## EXERCISE TASK
Filter the records below and copy every line containing the word "esercizio".

## Recorded data
####

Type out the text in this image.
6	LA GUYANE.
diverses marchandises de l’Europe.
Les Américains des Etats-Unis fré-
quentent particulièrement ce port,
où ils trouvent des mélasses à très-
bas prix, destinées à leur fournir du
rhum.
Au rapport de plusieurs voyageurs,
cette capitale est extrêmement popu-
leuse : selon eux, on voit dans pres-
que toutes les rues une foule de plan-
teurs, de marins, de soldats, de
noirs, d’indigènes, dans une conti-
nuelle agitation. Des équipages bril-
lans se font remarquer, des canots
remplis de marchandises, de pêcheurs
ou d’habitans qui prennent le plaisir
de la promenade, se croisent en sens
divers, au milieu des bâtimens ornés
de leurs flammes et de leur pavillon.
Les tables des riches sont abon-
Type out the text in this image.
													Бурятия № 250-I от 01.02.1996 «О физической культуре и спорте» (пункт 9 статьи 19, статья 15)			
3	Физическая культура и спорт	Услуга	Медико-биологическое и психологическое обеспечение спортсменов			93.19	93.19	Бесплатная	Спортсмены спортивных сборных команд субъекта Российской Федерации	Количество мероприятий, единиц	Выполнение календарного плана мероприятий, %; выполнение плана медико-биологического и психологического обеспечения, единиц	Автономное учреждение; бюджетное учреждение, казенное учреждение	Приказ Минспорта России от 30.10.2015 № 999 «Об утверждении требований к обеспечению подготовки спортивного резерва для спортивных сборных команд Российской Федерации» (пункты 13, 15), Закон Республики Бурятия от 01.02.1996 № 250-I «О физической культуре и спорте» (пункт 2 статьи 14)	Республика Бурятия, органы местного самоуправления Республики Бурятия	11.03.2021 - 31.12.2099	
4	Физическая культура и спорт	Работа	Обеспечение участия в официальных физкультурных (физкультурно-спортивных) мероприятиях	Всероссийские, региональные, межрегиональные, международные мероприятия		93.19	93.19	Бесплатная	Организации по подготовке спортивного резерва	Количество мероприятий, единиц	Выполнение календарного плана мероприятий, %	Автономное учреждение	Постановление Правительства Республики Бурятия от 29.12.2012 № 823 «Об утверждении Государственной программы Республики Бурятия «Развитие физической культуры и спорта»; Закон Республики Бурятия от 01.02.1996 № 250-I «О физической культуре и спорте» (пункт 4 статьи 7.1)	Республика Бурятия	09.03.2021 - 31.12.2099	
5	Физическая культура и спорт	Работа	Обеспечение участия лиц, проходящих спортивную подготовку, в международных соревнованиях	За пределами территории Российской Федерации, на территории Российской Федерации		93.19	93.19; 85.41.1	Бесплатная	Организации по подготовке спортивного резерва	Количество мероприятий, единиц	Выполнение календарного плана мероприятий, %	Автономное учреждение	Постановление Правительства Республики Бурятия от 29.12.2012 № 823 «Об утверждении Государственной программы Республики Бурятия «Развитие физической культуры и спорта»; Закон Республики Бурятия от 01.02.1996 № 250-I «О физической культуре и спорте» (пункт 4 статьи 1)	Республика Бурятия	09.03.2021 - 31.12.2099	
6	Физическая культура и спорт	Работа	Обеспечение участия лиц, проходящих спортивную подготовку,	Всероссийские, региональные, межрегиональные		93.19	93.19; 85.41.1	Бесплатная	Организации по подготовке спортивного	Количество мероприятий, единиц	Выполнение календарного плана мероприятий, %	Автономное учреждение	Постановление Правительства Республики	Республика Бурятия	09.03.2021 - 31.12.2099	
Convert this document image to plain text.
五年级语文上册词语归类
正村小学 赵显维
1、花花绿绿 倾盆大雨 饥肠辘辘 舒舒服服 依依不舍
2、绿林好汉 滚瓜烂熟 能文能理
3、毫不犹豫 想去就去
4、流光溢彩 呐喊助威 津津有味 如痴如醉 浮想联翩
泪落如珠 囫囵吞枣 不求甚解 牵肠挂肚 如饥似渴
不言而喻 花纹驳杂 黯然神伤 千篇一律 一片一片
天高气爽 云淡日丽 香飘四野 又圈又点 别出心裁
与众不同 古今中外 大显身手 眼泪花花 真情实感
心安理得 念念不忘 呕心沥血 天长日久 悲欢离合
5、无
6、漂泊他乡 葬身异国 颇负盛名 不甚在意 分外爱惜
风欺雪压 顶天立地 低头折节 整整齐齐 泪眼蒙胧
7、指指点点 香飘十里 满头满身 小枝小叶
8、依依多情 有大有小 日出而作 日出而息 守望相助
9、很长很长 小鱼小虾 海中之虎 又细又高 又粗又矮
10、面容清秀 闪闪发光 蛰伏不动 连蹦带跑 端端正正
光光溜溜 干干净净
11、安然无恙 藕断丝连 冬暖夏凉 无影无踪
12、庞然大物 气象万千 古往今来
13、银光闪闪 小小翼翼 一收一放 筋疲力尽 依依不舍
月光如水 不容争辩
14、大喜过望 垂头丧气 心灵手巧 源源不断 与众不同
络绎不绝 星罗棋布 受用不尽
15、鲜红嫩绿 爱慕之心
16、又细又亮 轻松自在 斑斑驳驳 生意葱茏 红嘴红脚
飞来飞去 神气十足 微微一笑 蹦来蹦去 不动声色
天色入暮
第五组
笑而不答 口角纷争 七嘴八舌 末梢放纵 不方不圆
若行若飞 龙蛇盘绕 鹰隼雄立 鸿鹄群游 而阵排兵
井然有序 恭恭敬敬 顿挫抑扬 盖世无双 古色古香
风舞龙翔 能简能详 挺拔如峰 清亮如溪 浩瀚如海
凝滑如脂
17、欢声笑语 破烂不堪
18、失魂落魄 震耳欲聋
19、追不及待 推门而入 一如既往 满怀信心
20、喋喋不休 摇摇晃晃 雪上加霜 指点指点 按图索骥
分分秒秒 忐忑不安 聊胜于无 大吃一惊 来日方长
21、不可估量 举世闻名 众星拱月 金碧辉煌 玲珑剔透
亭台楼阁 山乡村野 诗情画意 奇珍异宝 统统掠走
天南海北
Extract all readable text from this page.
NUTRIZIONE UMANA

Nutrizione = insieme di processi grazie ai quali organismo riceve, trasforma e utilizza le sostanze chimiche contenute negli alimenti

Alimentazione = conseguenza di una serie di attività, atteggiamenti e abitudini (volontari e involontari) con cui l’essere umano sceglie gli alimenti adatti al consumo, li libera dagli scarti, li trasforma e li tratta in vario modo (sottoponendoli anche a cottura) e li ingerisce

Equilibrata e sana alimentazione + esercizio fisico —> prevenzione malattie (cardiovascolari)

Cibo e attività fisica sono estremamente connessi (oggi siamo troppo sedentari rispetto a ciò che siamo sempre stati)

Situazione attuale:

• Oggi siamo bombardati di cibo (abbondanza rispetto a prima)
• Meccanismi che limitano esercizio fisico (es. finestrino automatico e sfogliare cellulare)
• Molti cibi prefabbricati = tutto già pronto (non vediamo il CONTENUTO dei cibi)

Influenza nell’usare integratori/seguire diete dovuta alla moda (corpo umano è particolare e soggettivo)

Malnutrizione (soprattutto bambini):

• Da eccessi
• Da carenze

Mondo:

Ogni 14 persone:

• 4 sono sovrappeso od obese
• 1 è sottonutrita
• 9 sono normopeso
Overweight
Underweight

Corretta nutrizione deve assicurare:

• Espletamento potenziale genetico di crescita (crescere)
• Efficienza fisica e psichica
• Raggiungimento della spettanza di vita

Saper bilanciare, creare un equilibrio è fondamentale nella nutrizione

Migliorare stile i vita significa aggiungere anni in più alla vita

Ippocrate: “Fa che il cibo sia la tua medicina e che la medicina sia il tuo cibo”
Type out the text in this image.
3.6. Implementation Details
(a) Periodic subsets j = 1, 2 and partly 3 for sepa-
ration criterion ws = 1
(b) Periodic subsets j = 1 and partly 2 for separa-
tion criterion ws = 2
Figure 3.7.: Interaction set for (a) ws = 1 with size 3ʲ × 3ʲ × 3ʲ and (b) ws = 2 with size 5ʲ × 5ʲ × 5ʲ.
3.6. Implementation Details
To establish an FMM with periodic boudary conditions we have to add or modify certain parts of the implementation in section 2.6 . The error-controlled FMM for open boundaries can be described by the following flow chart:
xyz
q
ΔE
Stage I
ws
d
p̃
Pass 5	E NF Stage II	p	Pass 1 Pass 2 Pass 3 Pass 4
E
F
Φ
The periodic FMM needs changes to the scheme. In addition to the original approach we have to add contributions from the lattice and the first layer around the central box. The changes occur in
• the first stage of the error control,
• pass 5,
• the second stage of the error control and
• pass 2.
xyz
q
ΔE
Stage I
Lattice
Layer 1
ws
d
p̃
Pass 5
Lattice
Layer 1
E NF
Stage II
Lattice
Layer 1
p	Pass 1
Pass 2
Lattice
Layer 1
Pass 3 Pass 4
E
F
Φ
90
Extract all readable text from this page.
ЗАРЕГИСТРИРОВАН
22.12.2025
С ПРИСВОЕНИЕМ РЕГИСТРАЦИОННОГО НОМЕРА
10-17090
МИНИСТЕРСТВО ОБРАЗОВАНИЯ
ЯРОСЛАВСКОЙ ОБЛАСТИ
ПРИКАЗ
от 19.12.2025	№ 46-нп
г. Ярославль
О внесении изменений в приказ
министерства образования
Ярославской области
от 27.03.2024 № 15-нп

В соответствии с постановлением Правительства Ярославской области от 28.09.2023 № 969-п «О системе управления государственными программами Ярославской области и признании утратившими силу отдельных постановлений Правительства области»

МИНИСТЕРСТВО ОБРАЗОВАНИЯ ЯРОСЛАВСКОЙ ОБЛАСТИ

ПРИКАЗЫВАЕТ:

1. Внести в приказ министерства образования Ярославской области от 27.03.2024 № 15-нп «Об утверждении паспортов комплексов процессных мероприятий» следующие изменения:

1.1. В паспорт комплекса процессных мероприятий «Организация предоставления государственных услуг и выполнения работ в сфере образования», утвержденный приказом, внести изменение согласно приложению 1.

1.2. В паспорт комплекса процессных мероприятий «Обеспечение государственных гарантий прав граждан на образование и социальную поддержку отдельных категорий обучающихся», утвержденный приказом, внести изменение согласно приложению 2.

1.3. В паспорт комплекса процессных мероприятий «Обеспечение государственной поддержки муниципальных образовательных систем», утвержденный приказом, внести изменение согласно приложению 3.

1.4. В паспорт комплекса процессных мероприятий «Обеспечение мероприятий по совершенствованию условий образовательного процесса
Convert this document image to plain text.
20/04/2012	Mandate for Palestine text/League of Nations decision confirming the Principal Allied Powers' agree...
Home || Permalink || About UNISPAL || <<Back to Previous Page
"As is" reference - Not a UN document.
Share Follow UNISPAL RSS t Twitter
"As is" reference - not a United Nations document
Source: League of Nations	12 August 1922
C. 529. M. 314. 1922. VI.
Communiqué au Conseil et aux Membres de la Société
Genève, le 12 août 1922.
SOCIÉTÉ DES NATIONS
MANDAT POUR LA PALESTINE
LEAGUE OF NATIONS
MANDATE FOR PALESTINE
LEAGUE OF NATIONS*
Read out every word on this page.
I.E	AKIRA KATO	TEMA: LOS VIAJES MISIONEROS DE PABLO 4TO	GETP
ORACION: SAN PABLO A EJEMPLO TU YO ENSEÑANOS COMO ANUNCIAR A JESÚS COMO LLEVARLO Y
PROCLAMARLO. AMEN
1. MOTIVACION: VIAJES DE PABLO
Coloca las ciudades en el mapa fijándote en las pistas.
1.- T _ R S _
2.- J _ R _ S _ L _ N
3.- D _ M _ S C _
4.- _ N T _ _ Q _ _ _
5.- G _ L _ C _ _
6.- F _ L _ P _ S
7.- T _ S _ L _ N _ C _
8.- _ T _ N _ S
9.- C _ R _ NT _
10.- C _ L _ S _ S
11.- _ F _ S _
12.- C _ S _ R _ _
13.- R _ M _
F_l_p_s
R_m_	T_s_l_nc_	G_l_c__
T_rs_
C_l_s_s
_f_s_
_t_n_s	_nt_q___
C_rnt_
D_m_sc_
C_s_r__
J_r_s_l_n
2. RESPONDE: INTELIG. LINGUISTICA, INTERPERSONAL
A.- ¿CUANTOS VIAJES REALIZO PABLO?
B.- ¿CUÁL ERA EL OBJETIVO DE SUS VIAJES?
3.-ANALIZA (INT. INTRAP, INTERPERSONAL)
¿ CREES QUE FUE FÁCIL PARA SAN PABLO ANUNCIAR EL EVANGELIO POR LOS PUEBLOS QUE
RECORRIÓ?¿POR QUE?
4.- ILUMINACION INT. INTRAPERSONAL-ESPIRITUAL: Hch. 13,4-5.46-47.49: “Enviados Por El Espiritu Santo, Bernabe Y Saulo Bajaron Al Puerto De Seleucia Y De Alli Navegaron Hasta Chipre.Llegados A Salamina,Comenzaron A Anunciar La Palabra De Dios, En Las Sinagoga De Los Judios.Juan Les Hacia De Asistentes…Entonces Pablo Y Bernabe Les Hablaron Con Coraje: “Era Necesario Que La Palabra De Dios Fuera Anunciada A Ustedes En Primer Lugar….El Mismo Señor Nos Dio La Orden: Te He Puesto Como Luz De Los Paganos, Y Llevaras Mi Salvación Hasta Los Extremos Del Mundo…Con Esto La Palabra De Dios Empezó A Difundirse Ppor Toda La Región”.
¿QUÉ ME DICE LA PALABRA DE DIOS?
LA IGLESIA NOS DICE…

####

## IN RESPONSE
Equilibrata e sana alimentazione + esercizio fisico —> prevenzione malattie (cardiovascolari)
• Meccanismi che limitano esercizio fisico (es. finestrino automatico e sfogliare cellulare)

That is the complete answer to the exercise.